- **Given request**
Output the material beneath this task exactly, images excluded.

(Dataset rows about figures)
>> Begin

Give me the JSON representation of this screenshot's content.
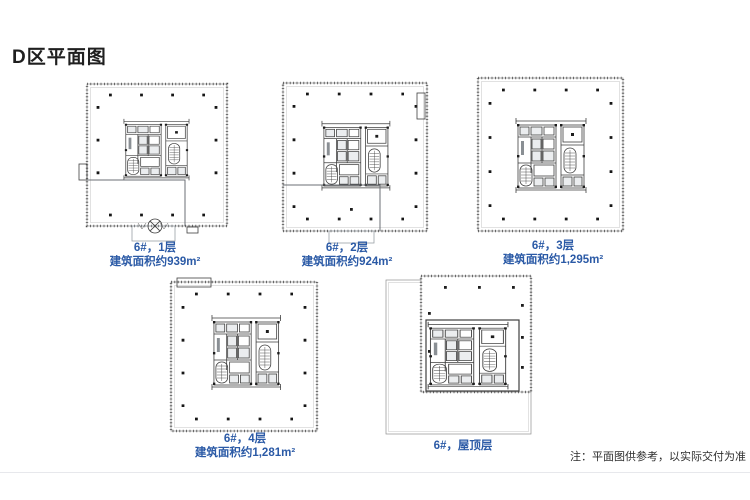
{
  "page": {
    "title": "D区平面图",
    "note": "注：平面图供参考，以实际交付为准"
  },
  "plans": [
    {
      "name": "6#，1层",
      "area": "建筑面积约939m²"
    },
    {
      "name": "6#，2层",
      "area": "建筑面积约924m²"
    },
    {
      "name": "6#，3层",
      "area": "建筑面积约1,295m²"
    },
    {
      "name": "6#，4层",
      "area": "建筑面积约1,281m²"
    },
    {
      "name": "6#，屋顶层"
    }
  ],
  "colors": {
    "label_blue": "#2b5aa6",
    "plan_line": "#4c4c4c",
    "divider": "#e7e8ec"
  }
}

>> End

- **Output for this task**
Give me the JSON representation of this screenshot's content.
{
  "page": {
    "title": "D区平面图",
    "note": "注：平面图供参考，以实际交付为准"
  },
  "plans": [
    {
      "name": "6#，1层",
      "area": "建筑面积约939m²"
    },
    {
      "name": "6#，2层",
      "area": "建筑面积约924m²"
    },
    {
      "name": "6#，3层",
      "area": "建筑面积约1,295m²"
    },
    {
      "name": "6#，4层",
      "area": "建筑面积约1,281m²"
    },
    {
      "name": "6#，屋顶层"
    }
  ],
  "colors": {
    "label_blue": "#2b5aa6",
    "plan_line": "#4c4c4c",
    "divider": "#e7e8ec"
  }
}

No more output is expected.